→ WHAT THE TASK REQUIRES
Output every entry exactly as given.

Dataset entries on figures
::::

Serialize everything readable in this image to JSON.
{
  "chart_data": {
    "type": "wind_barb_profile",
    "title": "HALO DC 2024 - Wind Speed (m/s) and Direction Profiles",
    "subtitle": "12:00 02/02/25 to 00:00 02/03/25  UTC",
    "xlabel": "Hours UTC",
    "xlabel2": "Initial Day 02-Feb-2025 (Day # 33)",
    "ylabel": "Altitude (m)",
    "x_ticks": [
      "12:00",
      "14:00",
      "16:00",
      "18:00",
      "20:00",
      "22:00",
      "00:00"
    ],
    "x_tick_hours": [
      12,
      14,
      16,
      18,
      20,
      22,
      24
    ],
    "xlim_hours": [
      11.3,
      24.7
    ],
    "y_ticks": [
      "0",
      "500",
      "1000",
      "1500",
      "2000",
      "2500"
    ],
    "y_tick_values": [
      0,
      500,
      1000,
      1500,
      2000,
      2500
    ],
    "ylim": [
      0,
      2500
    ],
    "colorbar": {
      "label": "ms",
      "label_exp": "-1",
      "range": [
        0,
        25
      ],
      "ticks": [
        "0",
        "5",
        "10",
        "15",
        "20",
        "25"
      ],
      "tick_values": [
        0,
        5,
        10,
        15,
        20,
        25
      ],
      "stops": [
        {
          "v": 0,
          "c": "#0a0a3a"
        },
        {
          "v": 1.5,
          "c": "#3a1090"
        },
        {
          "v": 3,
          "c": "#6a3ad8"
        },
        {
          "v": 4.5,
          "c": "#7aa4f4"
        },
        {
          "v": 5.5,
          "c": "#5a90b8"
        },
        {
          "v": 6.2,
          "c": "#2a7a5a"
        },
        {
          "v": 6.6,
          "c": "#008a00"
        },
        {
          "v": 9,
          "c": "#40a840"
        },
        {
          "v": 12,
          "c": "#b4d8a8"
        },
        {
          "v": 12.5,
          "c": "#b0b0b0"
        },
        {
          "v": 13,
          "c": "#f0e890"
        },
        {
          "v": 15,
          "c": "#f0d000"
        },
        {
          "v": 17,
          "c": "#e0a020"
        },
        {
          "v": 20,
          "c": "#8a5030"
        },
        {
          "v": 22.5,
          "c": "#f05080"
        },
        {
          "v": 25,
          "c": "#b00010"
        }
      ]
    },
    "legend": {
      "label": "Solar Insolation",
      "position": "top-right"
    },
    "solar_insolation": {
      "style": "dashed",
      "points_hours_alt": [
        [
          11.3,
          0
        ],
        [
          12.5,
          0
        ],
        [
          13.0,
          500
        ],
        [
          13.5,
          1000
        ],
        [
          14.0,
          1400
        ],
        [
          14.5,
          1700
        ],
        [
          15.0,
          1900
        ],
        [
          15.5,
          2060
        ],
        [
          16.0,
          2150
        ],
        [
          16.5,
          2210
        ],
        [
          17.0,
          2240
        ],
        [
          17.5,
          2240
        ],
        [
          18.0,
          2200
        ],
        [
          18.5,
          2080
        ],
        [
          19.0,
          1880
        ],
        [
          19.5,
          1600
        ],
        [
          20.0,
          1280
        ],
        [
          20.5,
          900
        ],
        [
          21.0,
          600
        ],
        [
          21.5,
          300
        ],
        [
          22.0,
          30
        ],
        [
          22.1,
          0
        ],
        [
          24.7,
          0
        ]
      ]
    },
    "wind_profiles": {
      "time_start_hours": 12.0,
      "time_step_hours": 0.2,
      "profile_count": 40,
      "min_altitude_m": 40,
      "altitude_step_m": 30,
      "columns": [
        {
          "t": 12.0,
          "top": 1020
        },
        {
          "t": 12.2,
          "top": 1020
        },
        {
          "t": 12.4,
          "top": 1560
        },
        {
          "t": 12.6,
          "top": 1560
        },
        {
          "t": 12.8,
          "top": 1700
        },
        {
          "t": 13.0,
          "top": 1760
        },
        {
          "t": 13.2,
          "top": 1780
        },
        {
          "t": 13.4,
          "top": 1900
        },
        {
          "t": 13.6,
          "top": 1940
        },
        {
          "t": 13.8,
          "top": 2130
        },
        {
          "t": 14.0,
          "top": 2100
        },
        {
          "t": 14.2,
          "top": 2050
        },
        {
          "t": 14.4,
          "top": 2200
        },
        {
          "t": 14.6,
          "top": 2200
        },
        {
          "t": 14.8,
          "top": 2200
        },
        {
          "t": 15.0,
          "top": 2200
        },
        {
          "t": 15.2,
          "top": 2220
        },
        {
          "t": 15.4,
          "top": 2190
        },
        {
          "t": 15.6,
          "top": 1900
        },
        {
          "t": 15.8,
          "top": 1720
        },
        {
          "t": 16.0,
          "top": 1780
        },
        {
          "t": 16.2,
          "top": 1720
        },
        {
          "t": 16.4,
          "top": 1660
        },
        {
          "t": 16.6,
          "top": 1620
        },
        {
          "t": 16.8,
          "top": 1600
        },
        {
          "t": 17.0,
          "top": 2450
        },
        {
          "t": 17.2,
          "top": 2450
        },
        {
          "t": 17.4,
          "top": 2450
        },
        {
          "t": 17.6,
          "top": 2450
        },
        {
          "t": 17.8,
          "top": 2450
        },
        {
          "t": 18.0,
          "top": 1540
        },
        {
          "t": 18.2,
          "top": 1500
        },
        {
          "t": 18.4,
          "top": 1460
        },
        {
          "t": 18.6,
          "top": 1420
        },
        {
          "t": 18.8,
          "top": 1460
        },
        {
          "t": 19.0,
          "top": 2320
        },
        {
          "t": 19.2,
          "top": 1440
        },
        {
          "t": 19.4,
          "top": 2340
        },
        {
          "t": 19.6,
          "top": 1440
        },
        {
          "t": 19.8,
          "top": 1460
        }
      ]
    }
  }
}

::::

→ FINISHED EXERCISE
Serialize everything readable in this image to JSON.
{
  "chart_data": {
    "type": "wind_barb_profile",
    "title": "HALO DC 2024 - Wind Speed (m/s) and Direction Profiles",
    "subtitle": "12:00 02/02/25 to 00:00 02/03/25  UTC",
    "xlabel": "Hours UTC",
    "xlabel2": "Initial Day 02-Feb-2025 (Day # 33)",
    "ylabel": "Altitude (m)",
    "x_ticks": [
      "12:00",
      "14:00",
      "16:00",
      "18:00",
      "20:00",
      "22:00",
      "00:00"
    ],
    "x_tick_hours": [
      12,
      14,
      16,
      18,
      20,
      22,
      24
    ],
    "xlim_hours": [
      11.3,
      24.7
    ],
    "y_ticks": [
      "0",
      "500",
      "1000",
      "1500",
      "2000",
      "2500"
    ],
    "y_tick_values": [
      0,
      500,
      1000,
      1500,
      2000,
      2500
    ],
    "ylim": [
      0,
      2500
    ],
    "colorbar": {
      "label": "ms",
      "label_exp": "-1",
      "range": [
        0,
        25
      ],
      "ticks": [
        "0",
        "5",
        "10",
        "15",
        "20",
        "25"
      ],
      "tick_values": [
        0,
        5,
        10,
        15,
        20,
        25
      ],
      "stops": [
        {
          "v": 0,
          "c": "#0a0a3a"
        },
        {
          "v": 1.5,
          "c": "#3a1090"
        },
        {
          "v": 3,
          "c": "#6a3ad8"
        },
        {
          "v": 4.5,
          "c": "#7aa4f4"
        },
        {
          "v": 5.5,
          "c": "#5a90b8"
        },
        {
          "v": 6.2,
          "c": "#2a7a5a"
        },
        {
          "v": 6.6,
          "c": "#008a00"
        },
        {
          "v": 9,
          "c": "#40a840"
        },
        {
          "v": 12,
          "c": "#b4d8a8"
        },
        {
          "v": 12.5,
          "c": "#b0b0b0"
        },
        {
          "v": 13,
          "c": "#f0e890"
        },
        {
          "v": 15,
          "c": "#f0d000"
        },
        {
          "v": 17,
          "c": "#e0a020"
        },
        {
          "v": 20,
          "c": "#8a5030"
        },
        {
          "v": 22.5,
          "c": "#f05080"
        },
        {
          "v": 25,
          "c": "#b00010"
        }
      ]
    },
    "legend": {
      "label": "Solar Insolation",
      "position": "top-right"
    },
    "solar_insolation": {
      "style": "dashed",
      "points_hours_alt": [
        [
          11.3,
          0
        ],
        [
          12.5,
          0
        ],
        [
          13.0,
          500
        ],
        [
          13.5,
          1000
        ],
        [
          14.0,
          1400
        ],
        [
          14.5,
          1700
        ],
        [
          15.0,
          1900
        ],
        [
          15.5,
          2060
        ],
        [
          16.0,
          2150
        ],
        [
          16.5,
          2210
        ],
        [
          17.0,
          2240
        ],
        [
          17.5,
          2240
        ],
        [
          18.0,
          2200
        ],
        [
          18.5,
          2080
        ],
        [
          19.0,
          1880
        ],
        [
          19.5,
          1600
        ],
        [
          20.0,
          1280
        ],
        [
          20.5,
          900
        ],
        [
          21.0,
          600
        ],
        [
          21.5,
          300
        ],
        [
          22.0,
          30
        ],
        [
          22.1,
          0
        ],
        [
          24.7,
          0
        ]
      ]
    },
    "wind_profiles": {
      "time_start_hours": 12.0,
      "time_step_hours": 0.2,
      "profile_count": 40,
      "min_altitude_m": 40,
      "altitude_step_m": 30,
      "columns": [
        {
          "t": 12.0,
          "top": 1020
        },
        {
          "t": 12.2,
          "top": 1020
        },
        {
          "t": 12.4,
          "top": 1560
        },
        {
          "t": 12.6,
          "top": 1560
        },
        {
          "t": 12.8,
          "top": 1700
        },
        {
          "t": 13.0,
          "top": 1760
        },
        {
          "t": 13.2,
          "top": 1780
        },
        {
          "t": 13.4,
          "top": 1900
        },
        {
          "t": 13.6,
          "top": 1940
        },
        {
          "t": 13.8,
          "top": 2130
        },
        {
          "t": 14.0,
          "top": 2100
        },
        {
          "t": 14.2,
          "top": 2050
        },
        {
          "t": 14.4,
          "top": 2200
        },
        {
          "t": 14.6,
          "top": 2200
        },
        {
          "t": 14.8,
          "top": 2200
        },
        {
          "t": 15.0,
          "top": 2200
        },
        {
          "t": 15.2,
          "top": 2220
        },
        {
          "t": 15.4,
          "top": 2190
        },
        {
          "t": 15.6,
          "top": 1900
        },
        {
          "t": 15.8,
          "top": 1720
        },
        {
          "t": 16.0,
          "top": 1780
        },
        {
          "t": 16.2,
          "top": 1720
        },
        {
          "t": 16.4,
          "top": 1660
        },
        {
          "t": 16.6,
          "top": 1620
        },
        {
          "t": 16.8,
          "top": 1600
        },
        {
          "t": 17.0,
          "top": 2450
        },
        {
          "t": 17.2,
          "top": 2450
        },
        {
          "t": 17.4,
          "top": 2450
        },
        {
          "t": 17.6,
          "top": 2450
        },
        {
          "t": 17.8,
          "top": 2450
        },
        {
          "t": 18.0,
          "top": 1540
        },
        {
          "t": 18.2,
          "top": 1500
        },
        {
          "t": 18.4,
          "top": 1460
        },
        {
          "t": 18.6,
          "top": 1420
        },
        {
          "t": 18.8,
          "top": 1460
        },
        {
          "t": 19.0,
          "top": 2320
        },
        {
          "t": 19.2,
          "top": 1440
        },
        {
          "t": 19.4,
          "top": 2340
        },
        {
          "t": 19.6,
          "top": 1440
        },
        {
          "t": 19.8,
          "top": 1460
        }
      ]
    }
  }
}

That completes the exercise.